**TAREFAS PROPOSTAS:**
1. No texto sobre segurança jurídica em matéria tributária, o que são os princípios da confiança legítima, da boa-fé e da irretroatividade tributária, segundo Misabel Abreu Machado Derzi?
2. Escreva a continuação do texto sobre segurança jurídica em matéria tributária a partir do ponto em que ele termina.

**TEXTO DE LEITURA:**
==*==

Em situações como tais, haveria, por assim dizer, uma mutação constitucional pela via interpretativa. É que a norma tributária era legítima à luz da exegese acolhida originalmente pelo intérprete maior da Carta da República, não se tratando propriamente de negar efeitos retroativos à pronúncia de inconstitucionalidade, senão à mudança de orientação jurisprudencial, de modo a se conferir ultra-atividade à exegese superada, por se reputar ser a variante hermenêutica mais correta à luz do contexto em que adotada, ou, ao menos, uma possibilidade interpretativa que, a despeito de não ser a melhor, não era apenas admitida pela Constituição, mas também esposada pelo seu guardião.
Nessa medida, a aplicação do tradicional efeito ex tunc violaria o princípio da segurança jurídica, densamente concretizado pelos princípios da confiança legítima do administrado (e contribuinte), da boa-fé entre eles e o Poder Público e da regra da irretroatividade tributária. E tais princípios são, segundo Misabel Abreu Machado Derzi (2009, p. 604), além do mais, direitos fundamentais individuais, que somente o privado pode reivindicar – em contraposição à Administração Pública – ao Poder Judiciário, quando justamente são os Poderes do Estado que criam o fato gerador da confiança.
Concorda-se com a citada tributarista no raciocínio de que a invocação daqueles princípios apenas se dará quando há modificação jurisprudencial em detrimento do contribuinte, máxime quando se configuram, antes de tudo, limitações do poder de tributar, em especial a irretroatividade e a proteção da confiança.
Por conseguinte, verifica-se que autorizados juristas têm defendido tanto a aplicação da modulação temporal dos efeitos da decisão de inconstitucionalidade (na modalidade ex nunc), quanto na alteração jurisprudencial inopinada, sempre com vistas a assegurar a boa-fé objetiva e a proteção da confiança legítima dos contribuintes, baldrames estes da segurança jurídica.

==*==

**INFORMAÇÕES EXTRAÍDAS:**
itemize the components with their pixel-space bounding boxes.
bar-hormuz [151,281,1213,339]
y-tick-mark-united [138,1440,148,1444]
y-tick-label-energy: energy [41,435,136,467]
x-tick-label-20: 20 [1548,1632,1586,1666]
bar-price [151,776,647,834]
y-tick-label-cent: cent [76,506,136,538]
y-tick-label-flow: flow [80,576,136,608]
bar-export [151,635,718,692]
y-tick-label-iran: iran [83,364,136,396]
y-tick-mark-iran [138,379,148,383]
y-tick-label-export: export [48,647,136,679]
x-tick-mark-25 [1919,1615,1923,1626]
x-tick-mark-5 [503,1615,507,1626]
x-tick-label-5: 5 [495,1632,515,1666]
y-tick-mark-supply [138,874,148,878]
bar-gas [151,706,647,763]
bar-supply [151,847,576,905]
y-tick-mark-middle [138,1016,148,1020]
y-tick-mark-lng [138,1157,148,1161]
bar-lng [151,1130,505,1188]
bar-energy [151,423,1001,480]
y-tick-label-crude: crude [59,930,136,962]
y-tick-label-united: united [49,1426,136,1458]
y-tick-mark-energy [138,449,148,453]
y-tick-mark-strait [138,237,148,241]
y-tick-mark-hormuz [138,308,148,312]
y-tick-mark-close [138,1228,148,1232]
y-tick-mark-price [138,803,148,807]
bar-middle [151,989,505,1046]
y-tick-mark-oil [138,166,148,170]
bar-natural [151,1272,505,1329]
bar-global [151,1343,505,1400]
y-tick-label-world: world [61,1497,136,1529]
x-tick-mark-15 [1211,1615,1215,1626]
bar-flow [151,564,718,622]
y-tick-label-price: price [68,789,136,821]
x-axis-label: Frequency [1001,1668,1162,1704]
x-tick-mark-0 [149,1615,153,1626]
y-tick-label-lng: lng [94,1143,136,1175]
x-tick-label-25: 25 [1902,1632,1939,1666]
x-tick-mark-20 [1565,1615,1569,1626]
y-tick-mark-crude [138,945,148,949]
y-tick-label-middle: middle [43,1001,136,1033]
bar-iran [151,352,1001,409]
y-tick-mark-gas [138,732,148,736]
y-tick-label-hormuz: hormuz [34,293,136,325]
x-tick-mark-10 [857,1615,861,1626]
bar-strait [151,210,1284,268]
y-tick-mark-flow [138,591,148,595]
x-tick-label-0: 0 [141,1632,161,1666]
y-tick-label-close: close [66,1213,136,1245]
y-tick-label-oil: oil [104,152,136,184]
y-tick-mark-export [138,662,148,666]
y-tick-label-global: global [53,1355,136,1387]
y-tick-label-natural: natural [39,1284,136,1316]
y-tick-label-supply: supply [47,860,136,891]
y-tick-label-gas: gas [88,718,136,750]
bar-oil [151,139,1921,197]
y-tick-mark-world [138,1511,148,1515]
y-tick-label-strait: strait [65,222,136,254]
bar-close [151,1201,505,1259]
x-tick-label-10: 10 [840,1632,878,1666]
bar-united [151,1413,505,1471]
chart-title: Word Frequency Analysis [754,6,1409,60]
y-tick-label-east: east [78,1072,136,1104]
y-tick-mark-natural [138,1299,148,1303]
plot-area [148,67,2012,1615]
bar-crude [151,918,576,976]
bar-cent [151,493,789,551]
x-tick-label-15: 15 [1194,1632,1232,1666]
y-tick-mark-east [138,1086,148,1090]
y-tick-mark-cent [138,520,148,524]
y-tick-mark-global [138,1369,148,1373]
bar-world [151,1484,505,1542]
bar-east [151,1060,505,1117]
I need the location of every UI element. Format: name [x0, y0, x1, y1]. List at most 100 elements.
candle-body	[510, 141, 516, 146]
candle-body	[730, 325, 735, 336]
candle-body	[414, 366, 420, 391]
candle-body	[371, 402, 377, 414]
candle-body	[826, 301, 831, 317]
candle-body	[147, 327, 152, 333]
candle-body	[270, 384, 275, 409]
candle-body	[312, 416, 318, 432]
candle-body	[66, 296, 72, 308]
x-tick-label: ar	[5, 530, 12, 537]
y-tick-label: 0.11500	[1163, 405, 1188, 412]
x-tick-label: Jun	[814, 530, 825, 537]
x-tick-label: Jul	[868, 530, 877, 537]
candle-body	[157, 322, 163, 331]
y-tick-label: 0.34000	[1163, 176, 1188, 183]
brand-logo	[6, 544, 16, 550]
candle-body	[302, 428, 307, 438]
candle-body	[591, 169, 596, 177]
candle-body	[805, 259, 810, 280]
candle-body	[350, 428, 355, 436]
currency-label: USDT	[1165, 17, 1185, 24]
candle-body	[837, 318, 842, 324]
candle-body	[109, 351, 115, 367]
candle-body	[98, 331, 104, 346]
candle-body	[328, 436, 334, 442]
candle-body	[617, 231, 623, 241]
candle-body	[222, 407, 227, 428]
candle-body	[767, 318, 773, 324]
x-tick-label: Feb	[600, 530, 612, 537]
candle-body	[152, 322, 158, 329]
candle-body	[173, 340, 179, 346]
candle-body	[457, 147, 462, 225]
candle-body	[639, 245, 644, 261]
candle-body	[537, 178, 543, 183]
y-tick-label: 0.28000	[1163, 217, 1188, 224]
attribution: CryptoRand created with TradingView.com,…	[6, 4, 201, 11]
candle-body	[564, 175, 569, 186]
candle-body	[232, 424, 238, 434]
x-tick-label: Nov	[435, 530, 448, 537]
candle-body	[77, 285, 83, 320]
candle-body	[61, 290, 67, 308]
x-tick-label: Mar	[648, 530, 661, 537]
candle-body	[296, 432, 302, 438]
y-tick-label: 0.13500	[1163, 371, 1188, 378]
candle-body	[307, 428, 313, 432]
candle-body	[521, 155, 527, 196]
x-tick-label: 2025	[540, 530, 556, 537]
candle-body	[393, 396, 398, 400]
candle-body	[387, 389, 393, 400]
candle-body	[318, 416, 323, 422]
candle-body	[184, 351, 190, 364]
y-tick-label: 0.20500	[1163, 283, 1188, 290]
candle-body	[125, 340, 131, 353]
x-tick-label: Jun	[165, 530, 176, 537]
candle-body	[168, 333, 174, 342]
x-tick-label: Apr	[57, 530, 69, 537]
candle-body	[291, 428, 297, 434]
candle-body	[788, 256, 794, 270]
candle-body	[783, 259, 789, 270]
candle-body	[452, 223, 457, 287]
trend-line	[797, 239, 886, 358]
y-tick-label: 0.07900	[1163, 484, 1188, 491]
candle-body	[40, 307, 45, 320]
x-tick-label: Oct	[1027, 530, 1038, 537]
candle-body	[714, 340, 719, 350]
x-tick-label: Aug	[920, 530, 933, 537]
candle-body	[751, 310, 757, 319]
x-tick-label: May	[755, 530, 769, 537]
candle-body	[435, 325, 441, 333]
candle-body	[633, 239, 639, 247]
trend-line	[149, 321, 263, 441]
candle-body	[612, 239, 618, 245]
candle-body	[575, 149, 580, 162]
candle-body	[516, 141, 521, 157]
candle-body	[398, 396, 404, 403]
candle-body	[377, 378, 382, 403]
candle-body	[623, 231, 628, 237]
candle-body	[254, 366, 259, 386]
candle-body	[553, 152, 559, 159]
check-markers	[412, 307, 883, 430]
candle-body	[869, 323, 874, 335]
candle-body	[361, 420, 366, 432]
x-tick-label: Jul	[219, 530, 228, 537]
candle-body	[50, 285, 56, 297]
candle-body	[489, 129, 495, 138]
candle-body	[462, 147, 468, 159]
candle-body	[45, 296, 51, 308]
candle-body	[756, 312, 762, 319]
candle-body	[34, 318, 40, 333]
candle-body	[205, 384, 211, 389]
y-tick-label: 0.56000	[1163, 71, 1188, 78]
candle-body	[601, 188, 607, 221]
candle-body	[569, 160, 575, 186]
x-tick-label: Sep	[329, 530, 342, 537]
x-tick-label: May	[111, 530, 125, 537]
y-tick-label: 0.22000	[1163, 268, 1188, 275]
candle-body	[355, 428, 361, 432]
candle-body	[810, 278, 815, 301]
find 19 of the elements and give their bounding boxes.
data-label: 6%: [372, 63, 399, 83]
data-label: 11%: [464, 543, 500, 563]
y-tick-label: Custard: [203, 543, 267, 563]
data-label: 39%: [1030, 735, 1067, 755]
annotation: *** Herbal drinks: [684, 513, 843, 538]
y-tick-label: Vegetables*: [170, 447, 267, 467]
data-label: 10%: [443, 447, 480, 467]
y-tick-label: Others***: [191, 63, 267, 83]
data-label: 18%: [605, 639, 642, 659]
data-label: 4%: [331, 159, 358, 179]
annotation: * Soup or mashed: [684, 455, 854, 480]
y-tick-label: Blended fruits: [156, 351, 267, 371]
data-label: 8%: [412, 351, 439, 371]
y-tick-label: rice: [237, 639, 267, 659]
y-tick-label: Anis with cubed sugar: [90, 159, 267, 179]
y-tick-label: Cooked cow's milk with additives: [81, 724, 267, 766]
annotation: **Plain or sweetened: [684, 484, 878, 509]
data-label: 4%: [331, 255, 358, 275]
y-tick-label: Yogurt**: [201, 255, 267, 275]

==*==

**RESPOSTAS:**
1. São direitos fundamentais individuais, que somente o privado pode reivindicar ao Poder Judiciário.

2.
A propósito, Tercio Sampaio Ferraz Junior (2009, pg. 31) exemplifica que diante da perspectiva de uma modificação jurisprudencial mantida por mais de 15 anos, a hipótese de atribuição do efeito ex nunc à decisão ganha sentido. No mesmo sentido, Roque Antonio Carraza (Idem, p. 72) leciona que para que não reste comprometido o princípio da segurança jurídica, com seus corolários de proteção à confiança e à boa-fé das pessoas, a alteração jurisprudencial, após longo período de prevalecimento, deve produzir apenas efeitos prospectivos. E Nelson Nery Junior assevera que no caso de modificação de consolidada jurisprudência anterior, a eficácia ex nunc deixa de ser possível passa a ser necessária, em virtude da incidência da boa-fé objetiva e da segurança jurídica (Idem, p. 77).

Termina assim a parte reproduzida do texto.